§ What is expected
Retype each line of the material exactly, please, skipping any picture in it.

[Source data]
§

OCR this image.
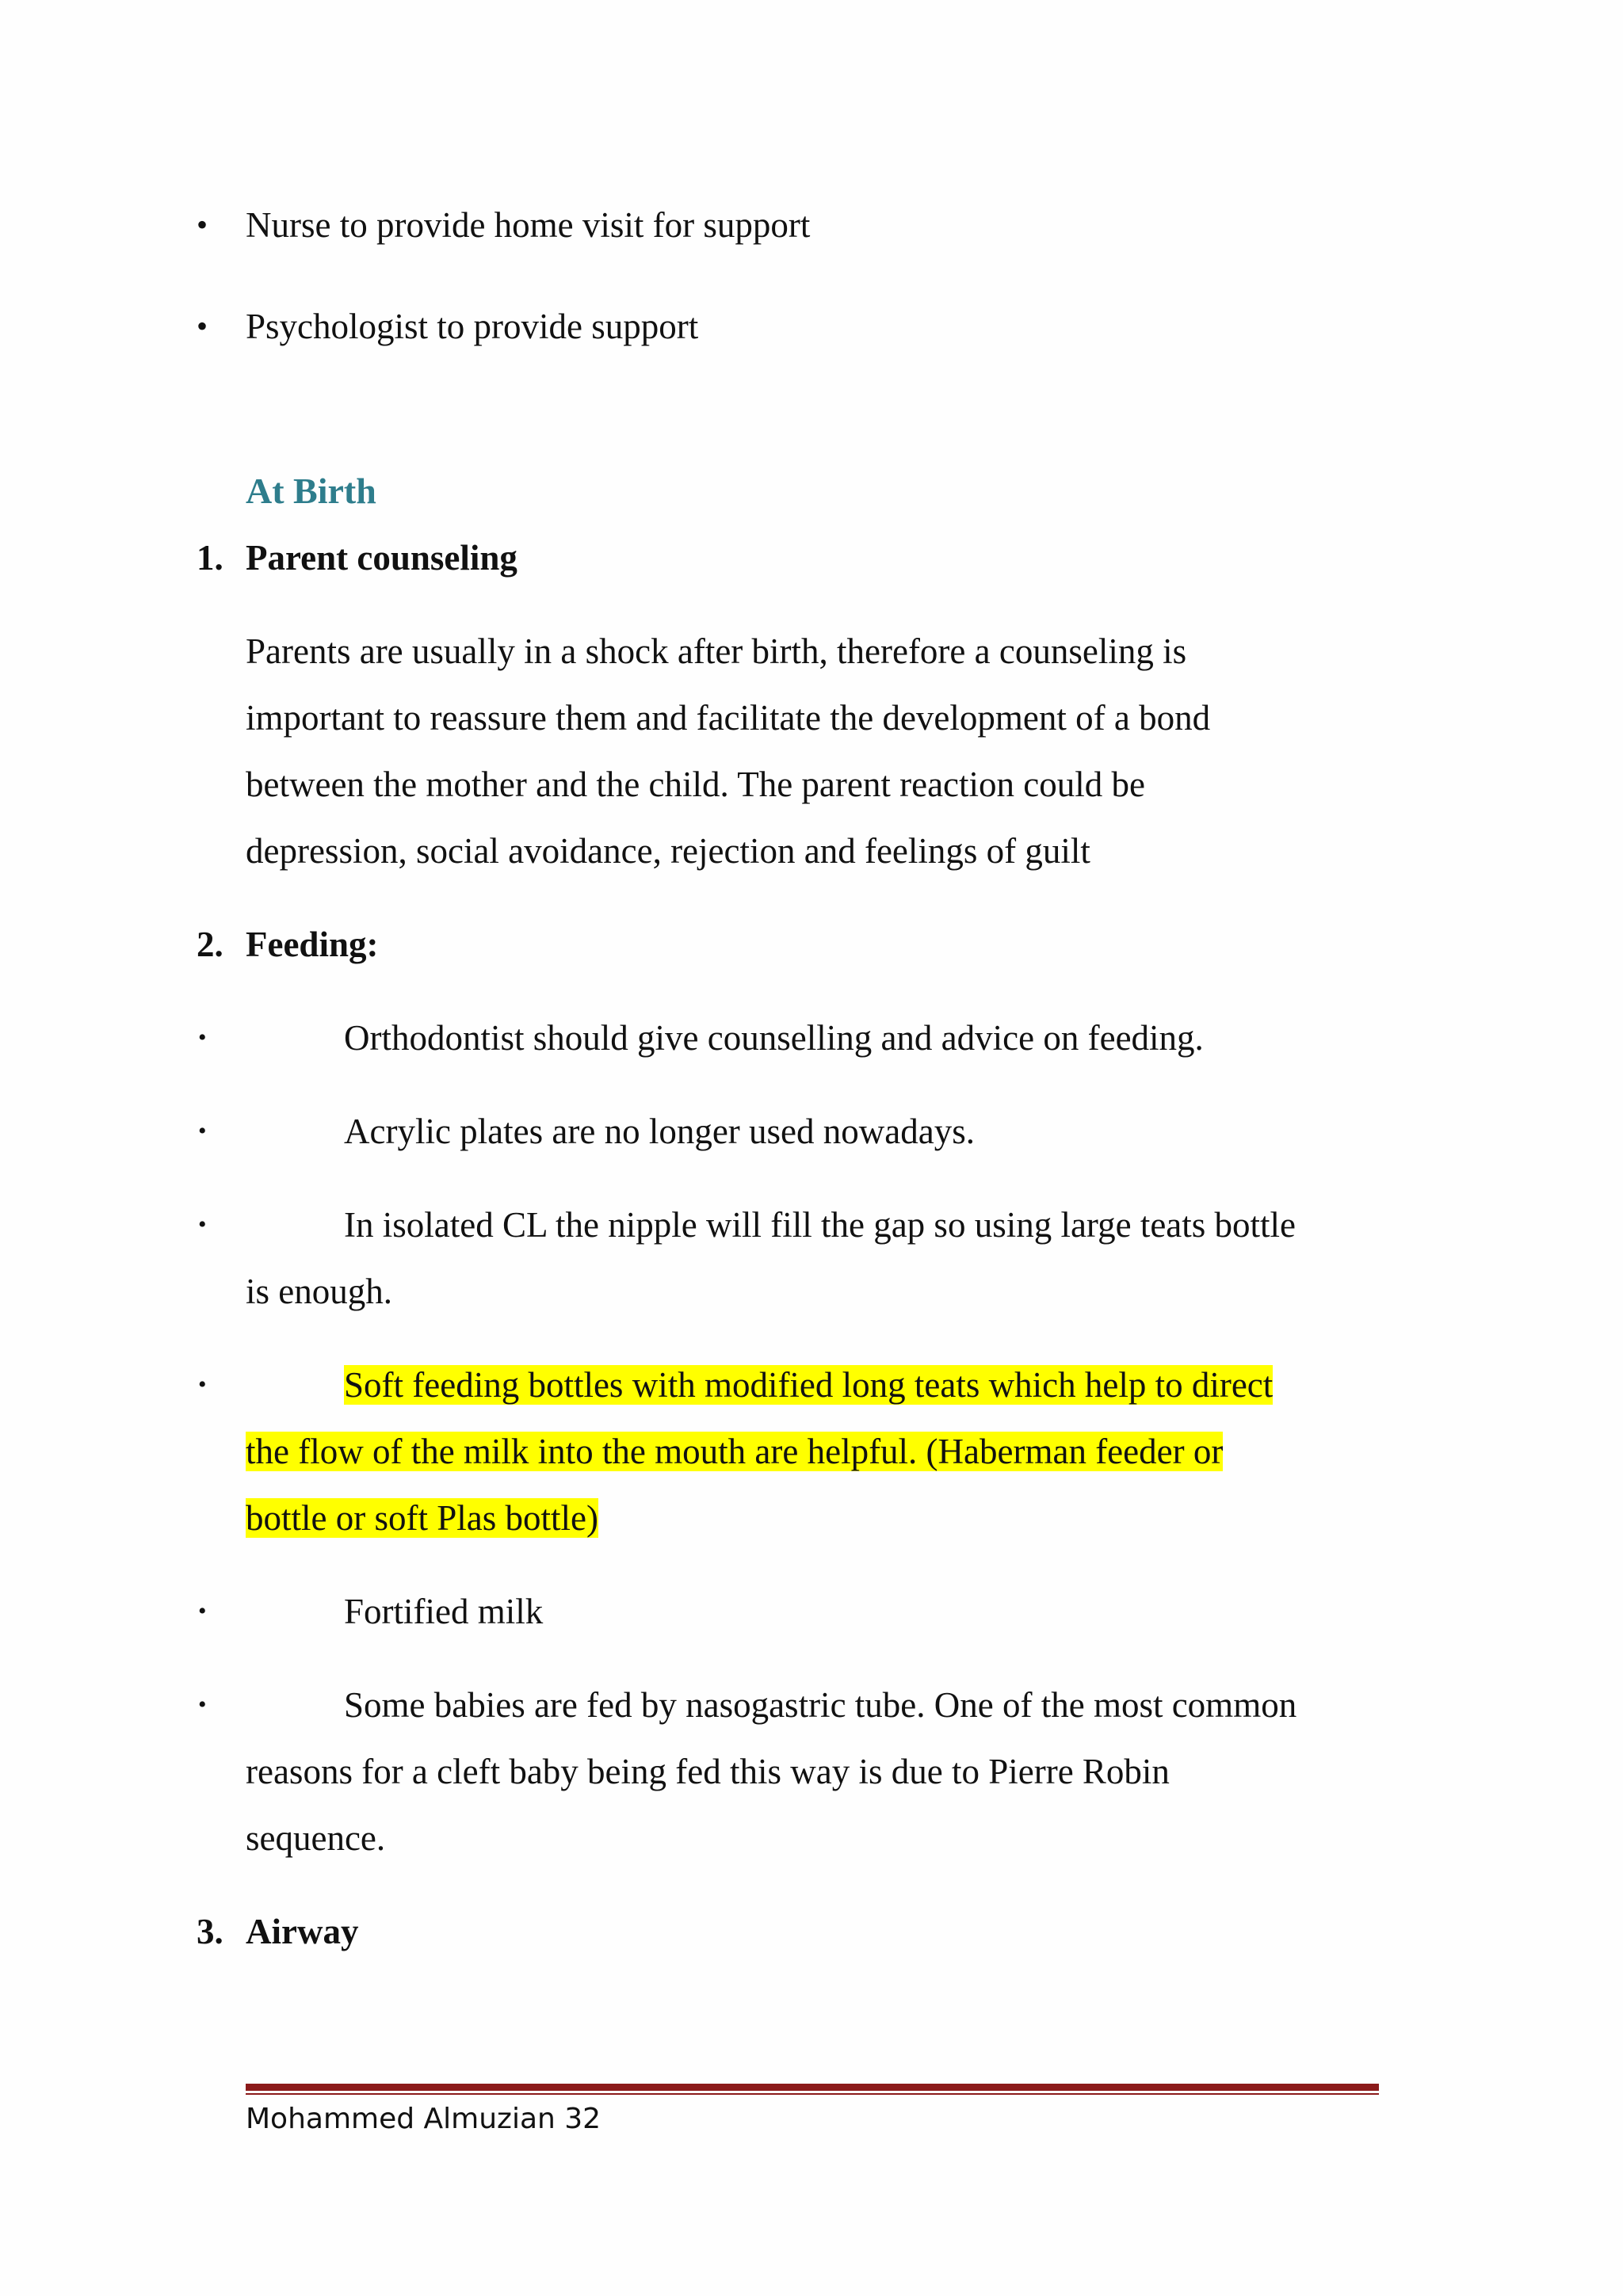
• Nurse to provide home visit for support
• Psychologist to provide support
At Birth
1. Parent counseling
Parents are usually in a shock after birth, therefore a counseling is
important to reassure them and facilitate the development of a bond
between the mother and the child. The parent reaction could be
depression, social avoidance, rejection and feelings of guilt
2. Feeding:
•	Orthodontist should give counselling and advice on feeding.
•	Acrylic plates are no longer used nowadays.
•	In isolated CL the nipple will fill the gap so using large teats bottle
is enough.
•	Soft feeding bottles with modified long teats which help to direct
the flow of the milk into the mouth are helpful. (Haberman feeder or
bottle or soft Plas bottle)
•	Fortified milk
•	Some babies are fed by nasogastric tube. One of the most common
reasons for a cleft baby being fed this way is due to Pierre Robin
sequence.
3. Airway
Mohammed Almuzian 32
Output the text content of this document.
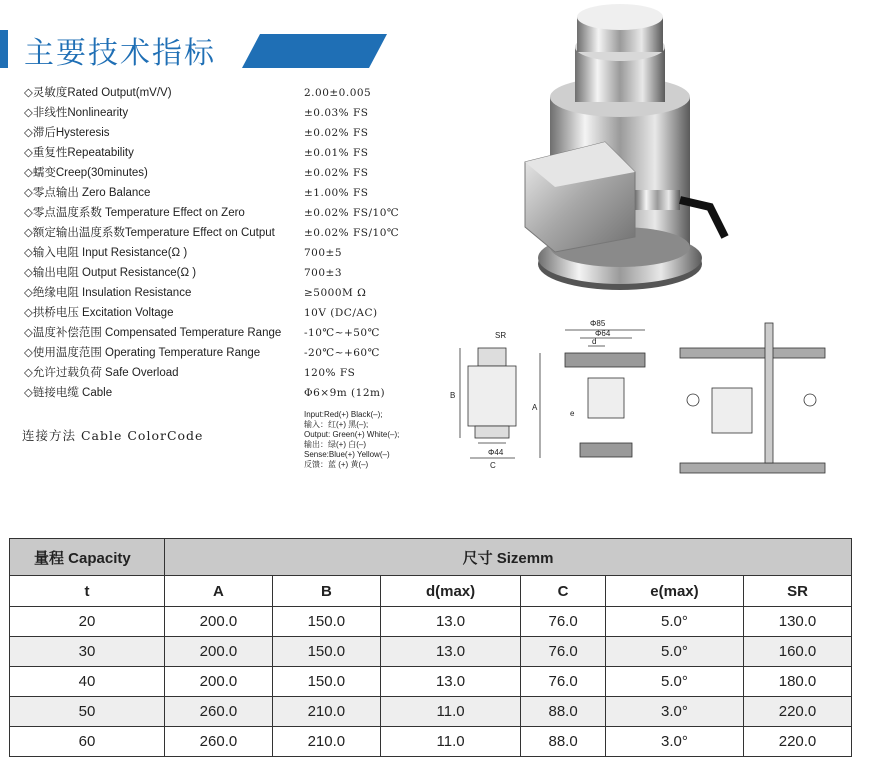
主要技术指标
◇灵敏度Rated Output(mV/V)	2.00±0.005
◇非线性Nonlinearity	±0.03% FS
◇滞后Hysteresis	±0.02% FS
◇重复性Repeatability	±0.01% FS
◇蠕变Creep(30minutes)	±0.02% FS
◇零点输出 Zero Balance	±1.00% FS
◇零点温度系数 Temperature Effect on Zero	±0.02% FS/10℃
◇额定输出温度系数Temperature Effect on Cutput	±0.02% FS/10℃
◇输入电阻 Input Resistance(Ω )	700±5
◇输出电阻 Output Resistance(Ω )	700±3
◇绝缘电阻 Insulation Resistance	≥5000M Ω
◇拱桥电压 Excitation Voltage	10V (DC/AC)
◇温度补偿范围 Compensated Temperature Range -10℃~+50℃
◇使用温度范围 Operating Temperature Range	-20℃~+60℃
◇允许过载负荷 Safe Overload	120% FS
◇链接电缆 Cable	Φ6×9m (12m)
连接方法 Cable ColorCode
Input:Red(+) Black(–);
输入：红(+) 黑(–);
Output: Green(+) White(–);
输出：绿(+) 白(–)
Sense:Blue(+) Yellow(–)
反馈：蓝 (+) 黄(–)
SR
B
Φ44
C
Φ85
Φ64
d
A
e
量程 Capacity	尺寸 Sizemm					
t	A	B	d(max)	C	e(max)	SR
20	200.0	150.0	13.0	76.0	5.0°	130.0
30	200.0	150.0	13.0	76.0	5.0°	160.0
40	200.0	150.0	13.0	76.0	5.0°	180.0
50	260.0	210.0	11.0	88.0	3.0°	220.0
60	260.0	210.0	11.0	88.0	3.0°	220.0
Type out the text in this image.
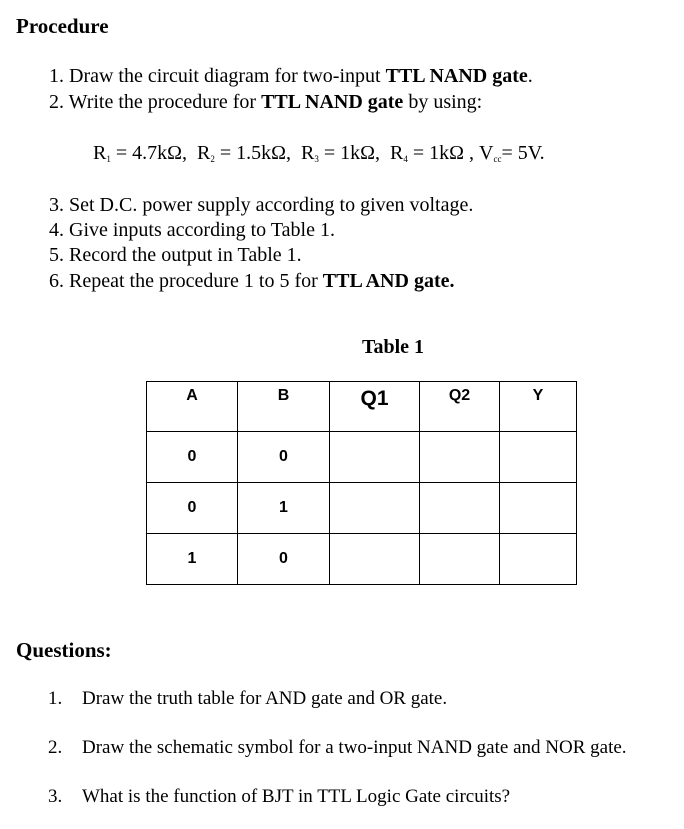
Procedure
1. Draw the circuit diagram for two-input TTL NAND gate.
2. Write the procedure for TTL NAND gate by using:
$R_1 = 4.7k\Omega$, $R_2 = 1.5k\Omega$, $R_3 = 1k\Omega$, $R_4 = 1k\Omega$ , $V_{cc}= 5V$.
3. Set D.C. power supply according to given voltage.
4. Give inputs according to Table 1.
5. Record the output in Table 1.
6. Repeat the procedure 1 to 5 for TTL AND gate.
Table 1
A	B	Q1	Q2	Y
0	0			
0	1			
1	0			
Questions:
1. Draw the truth table for AND gate and OR gate.
2. Draw the schematic symbol for a two-input NAND gate and NOR gate.
3. What is the function of BJT in TTL Logic Gate circuits?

§

§ Result for this exercise
OCR this image.
• Nurse to provide home visit for support
• Psychologist to provide support
At Birth
1. Parent counseling
Parents are usually in a shock after birth, therefore a counseling is
important to reassure them and facilitate the development of a bond
between the mother and the child. The parent reaction could be
depression, social avoidance, rejection and feelings of guilt
2. Feeding:
•	Orthodontist should give counselling and advice on feeding.
•	Acrylic plates are no longer used nowadays.
•	In isolated CL the nipple will fill the gap so using large teats bottle
is enough.
•	Soft feeding bottles with modified long teats which help to direct
the flow of the milk into the mouth are helpful. (Haberman feeder or
bottle or soft Plas bottle)
•	Fortified milk
•	Some babies are fed by nasogastric tube. One of the most common
reasons for a cleft baby being fed this way is due to Pierre Robin
sequence.
3. Airway
Mohammed Almuzian 32
Output the text content of this document.
主要技术指标
◇灵敏度Rated Output(mV/V)	2.00±0.005
◇非线性Nonlinearity	±0.03% FS
◇滞后Hysteresis	±0.02% FS
◇重复性Repeatability	±0.01% FS
◇蠕变Creep(30minutes)	±0.02% FS
◇零点输出 Zero Balance	±1.00% FS
◇零点温度系数 Temperature Effect on Zero	±0.02% FS/10℃
◇额定输出温度系数Temperature Effect on Cutput	±0.02% FS/10℃
◇输入电阻 Input Resistance(Ω )	700±5
◇输出电阻 Output Resistance(Ω )	700±3
◇绝缘电阻 Insulation Resistance	≥5000M Ω
◇拱桥电压 Excitation Voltage	10V (DC/AC)
◇温度补偿范围 Compensated Temperature Range -10℃~+50℃
◇使用温度范围 Operating Temperature Range	-20℃~+60℃
◇允许过载负荷 Safe Overload	120% FS
◇链接电缆 Cable	Φ6×9m (12m)
连接方法 Cable ColorCode
Input:Red(+) Black(–);
输入：红(+) 黑(–);
Output: Green(+) White(–);
输出：绿(+) 白(–)
Sense:Blue(+) Yellow(–)
反馈：蓝 (+) 黄(–)
SR
B
Φ44
C
Φ85
Φ64
d
A
e
量程 Capacity	尺寸 Sizemm					
t	A	B	d(max)	C	e(max)	SR
20	200.0	150.0	13.0	76.0	5.0°	130.0
30	200.0	150.0	13.0	76.0	5.0°	160.0
40	200.0	150.0	13.0	76.0	5.0°	180.0
50	260.0	210.0	11.0	88.0	3.0°	220.0
60	260.0	210.0	11.0	88.0	3.0°	220.0
Type out the text in this image.
Procedure
1. Draw the circuit diagram for two-input TTL NAND gate.
2. Write the procedure for TTL NAND gate by using:
$R_1 = 4.7k\Omega$, $R_2 = 1.5k\Omega$, $R_3 = 1k\Omega$, $R_4 = 1k\Omega$ , $V_{cc}= 5V$.
3. Set D.C. power supply according to given voltage.
4. Give inputs according to Table 1.
5. Record the output in Table 1.
6. Repeat the procedure 1 to 5 for TTL AND gate.
Table 1
A	B	Q1	Q2	Y
0	0			
0	1			
1	0			
Questions:
1. Draw the truth table for AND gate and OR gate.
2. Draw the schematic symbol for a two-input NAND gate and NOR gate.
3. What is the function of BJT in TTL Logic Gate circuits?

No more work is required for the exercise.